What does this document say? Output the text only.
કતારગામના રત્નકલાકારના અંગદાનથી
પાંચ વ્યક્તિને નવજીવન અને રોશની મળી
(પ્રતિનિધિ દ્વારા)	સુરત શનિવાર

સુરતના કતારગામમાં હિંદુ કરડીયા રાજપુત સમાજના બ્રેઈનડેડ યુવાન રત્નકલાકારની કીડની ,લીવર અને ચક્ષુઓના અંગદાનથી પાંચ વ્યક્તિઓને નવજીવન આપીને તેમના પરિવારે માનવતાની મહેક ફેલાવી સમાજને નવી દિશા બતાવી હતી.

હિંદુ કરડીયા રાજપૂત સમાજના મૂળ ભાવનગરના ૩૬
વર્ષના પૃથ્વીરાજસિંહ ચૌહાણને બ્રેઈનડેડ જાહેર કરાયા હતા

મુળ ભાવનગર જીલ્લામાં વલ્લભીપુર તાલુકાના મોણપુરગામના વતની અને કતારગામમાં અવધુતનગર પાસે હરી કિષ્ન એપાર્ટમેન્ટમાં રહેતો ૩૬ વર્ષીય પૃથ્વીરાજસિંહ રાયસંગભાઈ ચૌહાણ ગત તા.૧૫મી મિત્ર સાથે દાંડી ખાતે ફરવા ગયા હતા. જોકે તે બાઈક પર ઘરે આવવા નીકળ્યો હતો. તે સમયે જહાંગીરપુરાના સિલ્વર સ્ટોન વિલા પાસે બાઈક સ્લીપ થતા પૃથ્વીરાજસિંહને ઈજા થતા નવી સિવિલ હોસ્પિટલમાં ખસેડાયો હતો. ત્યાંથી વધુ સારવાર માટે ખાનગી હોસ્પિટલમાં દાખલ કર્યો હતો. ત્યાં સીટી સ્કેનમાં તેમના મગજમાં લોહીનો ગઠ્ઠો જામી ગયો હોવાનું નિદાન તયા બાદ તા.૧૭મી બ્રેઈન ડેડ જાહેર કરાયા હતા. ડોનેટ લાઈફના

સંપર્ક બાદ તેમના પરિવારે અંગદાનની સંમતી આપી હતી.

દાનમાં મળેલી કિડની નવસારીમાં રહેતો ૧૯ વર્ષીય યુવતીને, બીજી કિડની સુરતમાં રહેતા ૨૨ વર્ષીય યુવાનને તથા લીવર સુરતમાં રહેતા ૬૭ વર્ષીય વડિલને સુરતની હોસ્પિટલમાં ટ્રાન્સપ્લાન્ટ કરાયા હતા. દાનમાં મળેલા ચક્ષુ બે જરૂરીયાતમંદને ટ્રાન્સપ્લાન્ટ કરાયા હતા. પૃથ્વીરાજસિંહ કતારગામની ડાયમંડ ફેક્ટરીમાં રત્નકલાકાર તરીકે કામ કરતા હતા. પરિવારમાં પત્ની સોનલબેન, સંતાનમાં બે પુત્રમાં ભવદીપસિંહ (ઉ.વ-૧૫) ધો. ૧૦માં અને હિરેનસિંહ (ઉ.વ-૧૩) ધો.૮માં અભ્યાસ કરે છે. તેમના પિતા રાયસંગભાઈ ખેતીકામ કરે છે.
● ● ● ●
All of the records must be retyped exactly as they are.

What does this document say? Output the text only.
કતારગામના રત્નકલાકારના અંગદાનથી
પાંચ વ્યક્તિને નવજીવન અને રોશની મળી
(પ્રતિનિધિ દ્વારા)	સુરત શનિવાર

સુરતના કતારગામમાં હિંદુ કરડીયા રાજપુત સમાજના બ્રેઈનડેડ યુવાન રત્નકલાકારની કીડની ,લીવર અને ચક્ષુઓના અંગદાનથી પાંચ વ્યક્તિઓને નવજીવન આપીને તેમના પરિવારે માનવતાની મહેક ફેલાવી સમાજને નવી દિશા બતાવી હતી.

હિંદુ કરડીયા રાજપૂત સમાજના મૂળ ભાવનગરના ૩૬
વર્ષના પૃથ્વીરાજસિંહ ચૌહાણને બ્રેઈનડેડ જાહેર કરાયા હતા

મુળ ભાવનગર જીલ્લામાં વલ્લભીપુર તાલુકાના મોણપુરગામના વતની અને કતારગામમાં અવધુતનગર પાસે હરી કિષ્ન એપાર્ટમેન્ટમાં રહેતો ૩૬ વર્ષીય પૃથ્વીરાજસિંહ રાયસંગભાઈ ચૌહાણ ગત તા.૧૫મી મિત્ર સાથે દાંડી ખાતે ફરવા ગયા હતા. જોકે તે બાઈક પર ઘરે આવવા નીકળ્યો હતો. તે સમયે જહાંગીરપુરાના સિલ્વર સ્ટોન વિલા પાસે બાઈક સ્લીપ થતા પૃથ્વીરાજસિંહને ઈજા થતા નવી સિવિલ હોસ્પિટલમાં ખસેડાયો હતો. ત્યાંથી વધુ સારવાર માટે ખાનગી હોસ્પિટલમાં દાખલ કર્યો હતો. ત્યાં સીટી સ્કેનમાં તેમના મગજમાં લોહીનો ગઠ્ઠો જામી ગયો હોવાનું નિદાન તયા બાદ તા.૧૭મી બ્રેઈન ડેડ જાહેર કરાયા હતા. ડોનેટ લાઈફના

સંપર્ક બાદ તેમના પરિવારે અંગદાનની સંમતી આપી હતી.

દાનમાં મળેલી કિડની નવસારીમાં રહેતો ૧૯ વર્ષીય યુવતીને, બીજી કિડની સુરતમાં રહેતા ૨૨ વર્ષીય યુવાનને તથા લીવર સુરતમાં રહેતા ૬૭ વર્ષીય વડિલને સુરતની હોસ્પિટલમાં ટ્રાન્સપ્લાન્ટ કરાયા હતા. દાનમાં મળેલા ચક્ષુ બે જરૂરીયાતમંદને ટ્રાન્સપ્લાન્ટ કરાયા હતા. પૃથ્વીરાજસિંહ કતારગામની ડાયમંડ ફેક્ટરીમાં રત્નકલાકાર તરીકે કામ કરતા હતા. પરિવારમાં પત્ની સોનલબેન, સંતાનમાં બે પુત્રમાં ભવદીપસિંહ (ઉ.વ-૧૫) ધો. ૧૦માં અને હિરેનસિંહ (ઉ.વ-૧૩) ધો.૮માં અભ્યાસ કરે છે. તેમના પિતા રાયસંગભાઈ ખેતીકામ કરે છે.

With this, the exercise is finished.